### TRY IT
Answer these questions from the case report:
1. About how long did each individual wheal last?
2. What dose of oral methylprednisolone was given for the dyspareunia?
3. How old was the man in the single earlier report linking dyspareunia with DPU?

A 37-year-old, otherwise healthy white woman, presented with intensely burning and painful red diffuse swelling of her skin at pressure sites, which developed 5–6 h after wearing tight clothes, shoes, belts, underwear, watches, or leaning against hard surfaces. Each individual wheal lasted for approximately 24 h, and this phenomenon occurred intermittently for the past 6 years. Her symptoms were transiently relieved by second-generation antihistamines but recurred on discontinuation. On further questioning, she revealed transient and severe vulval swelling and pain after sexual intercourse (dyspareunia), irrespective of condom use, which started 6 months before her angioedema episodes. Occasionally her symptoms became so severe that she had to abstain from intercourse and this has been impacting her sexual life lately. Interestingly, the sexual symptoms occurred in the second part of her menstrual cycle. Her past medical and surgical histories were unremarkable.

Gynaecological examination of the vulval area was non-contributory and no vaginal discharge was noted. DPU was confirmed by the development of delayed wheals (>6 h) at the test site after applying a calibrated dermographometer perpendicularly to her upper back at 100 g/mm2 (981 kPa) for 70 s.3 Testing for immediate dermographism was negative. Hair, nail and mucosae were spared while remaining general and systemic examination was within normal limits. We managed her episodic dyspareunia with oral methylprednisolone 8 mg twice a day started at least 2 days prior to intercourse (only during the second part of her menstrual cycle as her first part was asymptomatic). We advised second-generation antihistamines (up-dosed up to four-times their standard dose) for her DPU without much appreciable improvement. Finally, omalizumab was supplemented and immediately controlled her DPU symptoms 2 days after the first dose with 300 mg subcutaneous (SC) Q4-weeks. She is currently asymptomatic without any dyspareunia at 12-week follow-up and is on omalizumab (300 mg, SC, Q-8 weekly).

DPU usually occurs 4–6 h after sustained mechanical pressure to the skin. Mucosal involvement in DPU has been rarely reported.4 Our patient never reported genitalia skin involvement or superficial pain around this area but deep pain in the vagina suggesting mucosal involvement.

Dyspareunia has been identified as a manifestation of symptomatic dermographism or factitious urticaria.5 To the best of our knowledge, there is only a single report highlighting the association of dyspareunia with DPU in a 37-year-old man,6 thus making this association extremely rare. This patient reported painful swelling of his genitalia especially involving the skin overlying the pubis. Our patient, did not have any skin involvement of the area, but had deep pain suggesting mucosal involvement. Response to omalizumab enhances this hypothesis, as well.

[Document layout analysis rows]
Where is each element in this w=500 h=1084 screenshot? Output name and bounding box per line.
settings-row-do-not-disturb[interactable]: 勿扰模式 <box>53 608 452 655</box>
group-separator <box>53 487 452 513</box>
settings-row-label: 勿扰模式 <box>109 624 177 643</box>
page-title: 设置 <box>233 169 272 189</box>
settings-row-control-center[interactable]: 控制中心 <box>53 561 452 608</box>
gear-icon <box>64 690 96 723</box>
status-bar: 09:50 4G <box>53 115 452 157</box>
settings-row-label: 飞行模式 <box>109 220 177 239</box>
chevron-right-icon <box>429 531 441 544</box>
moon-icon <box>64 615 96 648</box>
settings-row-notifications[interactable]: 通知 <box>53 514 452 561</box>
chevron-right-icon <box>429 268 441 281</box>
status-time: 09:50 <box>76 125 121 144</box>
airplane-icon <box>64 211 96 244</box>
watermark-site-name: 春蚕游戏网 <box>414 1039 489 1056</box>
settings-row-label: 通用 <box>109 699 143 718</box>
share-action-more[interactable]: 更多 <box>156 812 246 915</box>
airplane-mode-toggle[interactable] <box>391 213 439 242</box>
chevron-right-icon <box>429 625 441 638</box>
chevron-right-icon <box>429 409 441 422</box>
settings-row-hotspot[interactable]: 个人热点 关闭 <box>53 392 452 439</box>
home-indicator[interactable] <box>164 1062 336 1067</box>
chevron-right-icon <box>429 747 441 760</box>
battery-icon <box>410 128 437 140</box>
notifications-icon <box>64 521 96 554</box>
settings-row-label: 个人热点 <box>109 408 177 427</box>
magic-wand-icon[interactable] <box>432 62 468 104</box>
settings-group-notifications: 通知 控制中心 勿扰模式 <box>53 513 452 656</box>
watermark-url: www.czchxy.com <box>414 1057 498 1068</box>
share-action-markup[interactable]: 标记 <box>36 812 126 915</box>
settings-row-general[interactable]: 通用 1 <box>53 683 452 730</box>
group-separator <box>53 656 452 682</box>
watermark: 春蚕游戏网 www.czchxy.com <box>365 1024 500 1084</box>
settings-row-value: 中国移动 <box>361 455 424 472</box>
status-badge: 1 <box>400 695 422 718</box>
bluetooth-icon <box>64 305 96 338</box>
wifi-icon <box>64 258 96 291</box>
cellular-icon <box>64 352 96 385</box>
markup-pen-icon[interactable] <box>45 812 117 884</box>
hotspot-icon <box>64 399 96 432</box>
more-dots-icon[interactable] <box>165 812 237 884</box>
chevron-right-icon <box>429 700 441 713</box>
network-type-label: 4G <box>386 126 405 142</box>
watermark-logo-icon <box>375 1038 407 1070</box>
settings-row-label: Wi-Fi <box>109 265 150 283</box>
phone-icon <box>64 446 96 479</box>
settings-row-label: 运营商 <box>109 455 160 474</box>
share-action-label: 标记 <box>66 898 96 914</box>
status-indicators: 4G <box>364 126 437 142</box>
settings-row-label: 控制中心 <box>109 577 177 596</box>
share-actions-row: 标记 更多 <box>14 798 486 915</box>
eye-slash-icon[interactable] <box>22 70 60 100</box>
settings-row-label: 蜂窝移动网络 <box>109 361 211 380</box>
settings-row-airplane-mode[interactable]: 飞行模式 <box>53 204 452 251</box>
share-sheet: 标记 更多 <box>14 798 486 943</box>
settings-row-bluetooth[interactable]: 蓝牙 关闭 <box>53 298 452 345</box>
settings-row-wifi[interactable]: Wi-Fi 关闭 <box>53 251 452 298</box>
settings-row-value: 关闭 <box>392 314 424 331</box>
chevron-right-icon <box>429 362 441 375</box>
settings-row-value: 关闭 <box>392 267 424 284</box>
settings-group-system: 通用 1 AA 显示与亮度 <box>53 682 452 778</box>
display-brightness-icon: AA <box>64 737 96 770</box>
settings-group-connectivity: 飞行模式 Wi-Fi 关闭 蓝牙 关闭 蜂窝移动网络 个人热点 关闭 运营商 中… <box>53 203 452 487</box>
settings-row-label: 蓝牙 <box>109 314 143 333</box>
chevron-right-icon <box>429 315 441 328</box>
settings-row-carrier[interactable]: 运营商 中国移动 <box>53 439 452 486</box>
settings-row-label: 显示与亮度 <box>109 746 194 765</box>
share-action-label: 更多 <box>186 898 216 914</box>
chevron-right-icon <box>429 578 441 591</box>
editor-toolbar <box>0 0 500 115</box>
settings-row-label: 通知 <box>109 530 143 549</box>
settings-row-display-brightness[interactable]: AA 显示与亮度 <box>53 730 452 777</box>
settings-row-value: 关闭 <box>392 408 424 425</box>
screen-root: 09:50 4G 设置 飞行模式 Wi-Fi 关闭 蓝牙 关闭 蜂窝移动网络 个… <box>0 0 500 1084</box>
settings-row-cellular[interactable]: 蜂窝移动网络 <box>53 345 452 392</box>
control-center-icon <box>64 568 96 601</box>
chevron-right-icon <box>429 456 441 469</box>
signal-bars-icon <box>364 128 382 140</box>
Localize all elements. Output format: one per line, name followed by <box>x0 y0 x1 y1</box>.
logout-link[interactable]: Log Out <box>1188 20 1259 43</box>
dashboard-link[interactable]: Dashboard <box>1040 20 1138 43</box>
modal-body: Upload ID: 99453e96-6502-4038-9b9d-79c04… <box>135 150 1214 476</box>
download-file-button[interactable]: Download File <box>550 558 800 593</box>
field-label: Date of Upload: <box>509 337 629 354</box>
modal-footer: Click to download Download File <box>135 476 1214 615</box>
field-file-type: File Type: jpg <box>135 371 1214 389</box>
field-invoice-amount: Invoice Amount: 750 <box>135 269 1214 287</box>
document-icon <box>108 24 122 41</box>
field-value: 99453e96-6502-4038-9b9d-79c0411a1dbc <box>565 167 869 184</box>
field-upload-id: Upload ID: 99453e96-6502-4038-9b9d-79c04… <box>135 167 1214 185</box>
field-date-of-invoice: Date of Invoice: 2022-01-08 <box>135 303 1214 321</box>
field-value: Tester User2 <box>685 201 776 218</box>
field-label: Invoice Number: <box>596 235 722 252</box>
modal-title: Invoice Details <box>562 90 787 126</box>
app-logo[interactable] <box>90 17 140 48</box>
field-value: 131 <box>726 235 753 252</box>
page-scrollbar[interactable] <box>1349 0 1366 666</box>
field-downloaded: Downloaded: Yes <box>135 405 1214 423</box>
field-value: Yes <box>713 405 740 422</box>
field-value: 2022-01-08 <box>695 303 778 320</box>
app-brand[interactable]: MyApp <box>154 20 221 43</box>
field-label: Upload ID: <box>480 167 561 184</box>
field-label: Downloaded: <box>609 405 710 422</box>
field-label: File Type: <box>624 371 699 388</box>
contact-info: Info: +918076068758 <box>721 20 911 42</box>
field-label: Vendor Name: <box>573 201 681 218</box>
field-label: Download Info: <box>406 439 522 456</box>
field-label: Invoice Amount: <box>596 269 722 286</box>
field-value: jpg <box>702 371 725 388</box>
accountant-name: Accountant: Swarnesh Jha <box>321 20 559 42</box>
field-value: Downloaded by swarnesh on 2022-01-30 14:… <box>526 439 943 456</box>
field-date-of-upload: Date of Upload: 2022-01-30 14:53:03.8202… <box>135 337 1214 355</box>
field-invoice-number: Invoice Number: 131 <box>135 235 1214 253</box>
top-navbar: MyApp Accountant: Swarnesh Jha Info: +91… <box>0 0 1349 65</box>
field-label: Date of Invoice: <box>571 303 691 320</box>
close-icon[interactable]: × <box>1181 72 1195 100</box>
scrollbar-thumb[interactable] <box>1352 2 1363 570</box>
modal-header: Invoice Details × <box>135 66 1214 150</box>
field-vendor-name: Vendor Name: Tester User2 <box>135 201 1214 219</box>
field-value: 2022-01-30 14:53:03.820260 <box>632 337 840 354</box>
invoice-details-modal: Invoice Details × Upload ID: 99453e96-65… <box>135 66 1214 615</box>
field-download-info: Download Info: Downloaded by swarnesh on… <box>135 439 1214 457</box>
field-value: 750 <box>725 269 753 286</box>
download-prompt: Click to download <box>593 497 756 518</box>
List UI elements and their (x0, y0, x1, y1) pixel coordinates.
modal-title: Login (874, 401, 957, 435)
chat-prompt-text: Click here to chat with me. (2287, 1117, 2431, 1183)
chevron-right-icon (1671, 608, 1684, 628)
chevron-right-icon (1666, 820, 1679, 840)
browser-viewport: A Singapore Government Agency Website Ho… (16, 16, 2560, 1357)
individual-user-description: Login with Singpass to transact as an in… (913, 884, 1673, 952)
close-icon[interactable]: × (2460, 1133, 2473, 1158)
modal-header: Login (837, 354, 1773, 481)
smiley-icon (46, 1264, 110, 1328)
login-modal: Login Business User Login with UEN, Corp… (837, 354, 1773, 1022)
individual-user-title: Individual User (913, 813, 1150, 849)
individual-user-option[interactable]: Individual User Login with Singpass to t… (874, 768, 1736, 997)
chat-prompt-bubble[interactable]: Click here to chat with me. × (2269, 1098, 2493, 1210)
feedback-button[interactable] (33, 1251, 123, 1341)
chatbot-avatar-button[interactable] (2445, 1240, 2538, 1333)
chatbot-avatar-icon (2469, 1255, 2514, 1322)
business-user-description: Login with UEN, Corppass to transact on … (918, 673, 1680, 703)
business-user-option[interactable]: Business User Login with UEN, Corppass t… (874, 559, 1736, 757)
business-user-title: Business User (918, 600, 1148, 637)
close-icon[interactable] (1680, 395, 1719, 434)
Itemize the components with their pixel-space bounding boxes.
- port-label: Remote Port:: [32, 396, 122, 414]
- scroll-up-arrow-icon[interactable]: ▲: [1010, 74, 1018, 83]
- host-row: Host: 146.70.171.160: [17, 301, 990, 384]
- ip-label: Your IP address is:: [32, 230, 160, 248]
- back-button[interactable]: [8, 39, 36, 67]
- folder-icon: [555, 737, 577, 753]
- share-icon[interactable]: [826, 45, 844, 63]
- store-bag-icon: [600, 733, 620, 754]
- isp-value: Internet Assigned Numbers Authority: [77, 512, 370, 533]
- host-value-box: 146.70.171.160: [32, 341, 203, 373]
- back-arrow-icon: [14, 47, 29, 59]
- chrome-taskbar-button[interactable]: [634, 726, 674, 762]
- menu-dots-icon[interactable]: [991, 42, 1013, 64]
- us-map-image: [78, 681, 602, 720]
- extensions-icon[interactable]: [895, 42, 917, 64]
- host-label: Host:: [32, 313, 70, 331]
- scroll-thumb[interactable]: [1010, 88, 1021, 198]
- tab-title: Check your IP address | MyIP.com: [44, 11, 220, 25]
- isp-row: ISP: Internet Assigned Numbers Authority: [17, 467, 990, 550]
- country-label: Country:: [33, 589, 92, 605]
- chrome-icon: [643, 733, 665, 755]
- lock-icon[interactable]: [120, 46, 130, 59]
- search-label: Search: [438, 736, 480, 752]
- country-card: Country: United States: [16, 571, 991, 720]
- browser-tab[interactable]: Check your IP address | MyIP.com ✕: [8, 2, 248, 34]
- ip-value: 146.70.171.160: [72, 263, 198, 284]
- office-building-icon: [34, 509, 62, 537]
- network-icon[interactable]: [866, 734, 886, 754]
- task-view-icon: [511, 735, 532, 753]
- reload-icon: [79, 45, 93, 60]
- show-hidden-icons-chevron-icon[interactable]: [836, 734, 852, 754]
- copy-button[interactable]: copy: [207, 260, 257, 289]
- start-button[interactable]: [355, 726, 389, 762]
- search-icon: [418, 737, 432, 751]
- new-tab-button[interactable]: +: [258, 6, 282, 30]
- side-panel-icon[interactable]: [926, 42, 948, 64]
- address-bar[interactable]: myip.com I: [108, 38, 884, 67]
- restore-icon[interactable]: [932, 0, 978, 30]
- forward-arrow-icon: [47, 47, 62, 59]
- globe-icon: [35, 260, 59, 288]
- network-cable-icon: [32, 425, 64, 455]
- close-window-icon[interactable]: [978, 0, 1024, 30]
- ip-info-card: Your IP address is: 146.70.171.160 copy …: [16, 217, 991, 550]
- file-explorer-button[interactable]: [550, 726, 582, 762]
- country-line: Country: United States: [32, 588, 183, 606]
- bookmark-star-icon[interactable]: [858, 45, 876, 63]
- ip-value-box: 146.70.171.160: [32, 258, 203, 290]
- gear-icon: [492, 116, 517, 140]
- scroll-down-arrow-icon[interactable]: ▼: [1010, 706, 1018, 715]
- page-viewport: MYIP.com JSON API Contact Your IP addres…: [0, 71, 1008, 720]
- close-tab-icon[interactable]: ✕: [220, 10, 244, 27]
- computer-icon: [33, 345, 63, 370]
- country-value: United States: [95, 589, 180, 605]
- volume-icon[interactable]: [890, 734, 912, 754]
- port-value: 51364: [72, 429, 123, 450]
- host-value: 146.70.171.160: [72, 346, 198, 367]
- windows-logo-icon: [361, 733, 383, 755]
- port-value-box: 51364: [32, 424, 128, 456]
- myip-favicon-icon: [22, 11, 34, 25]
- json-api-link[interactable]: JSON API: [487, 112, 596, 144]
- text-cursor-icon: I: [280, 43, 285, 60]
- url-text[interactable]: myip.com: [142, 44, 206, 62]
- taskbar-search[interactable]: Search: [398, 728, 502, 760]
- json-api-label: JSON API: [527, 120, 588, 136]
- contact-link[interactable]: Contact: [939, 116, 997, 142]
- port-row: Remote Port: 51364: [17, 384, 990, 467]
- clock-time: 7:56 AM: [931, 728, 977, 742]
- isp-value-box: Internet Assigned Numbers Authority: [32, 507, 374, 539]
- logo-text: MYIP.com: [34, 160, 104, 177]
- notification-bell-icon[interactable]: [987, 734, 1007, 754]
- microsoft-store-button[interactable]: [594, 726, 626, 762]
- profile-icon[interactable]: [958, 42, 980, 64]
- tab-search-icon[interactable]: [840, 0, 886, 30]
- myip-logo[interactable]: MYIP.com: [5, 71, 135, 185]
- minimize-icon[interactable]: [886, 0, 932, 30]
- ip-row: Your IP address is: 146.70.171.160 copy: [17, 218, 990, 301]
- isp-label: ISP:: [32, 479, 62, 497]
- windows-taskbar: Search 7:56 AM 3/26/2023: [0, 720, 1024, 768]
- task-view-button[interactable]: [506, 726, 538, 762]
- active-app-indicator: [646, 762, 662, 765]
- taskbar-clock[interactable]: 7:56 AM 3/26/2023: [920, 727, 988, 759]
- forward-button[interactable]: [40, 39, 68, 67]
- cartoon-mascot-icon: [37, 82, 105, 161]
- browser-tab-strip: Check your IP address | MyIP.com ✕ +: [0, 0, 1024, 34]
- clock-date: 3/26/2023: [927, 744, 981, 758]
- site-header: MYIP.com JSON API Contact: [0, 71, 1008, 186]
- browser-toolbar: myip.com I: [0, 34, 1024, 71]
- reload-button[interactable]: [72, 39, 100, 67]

### SOLUTION TO THIS TASK
1. Approximately 24 hours.
2. 8 mg twice a day.
3. 37 years old.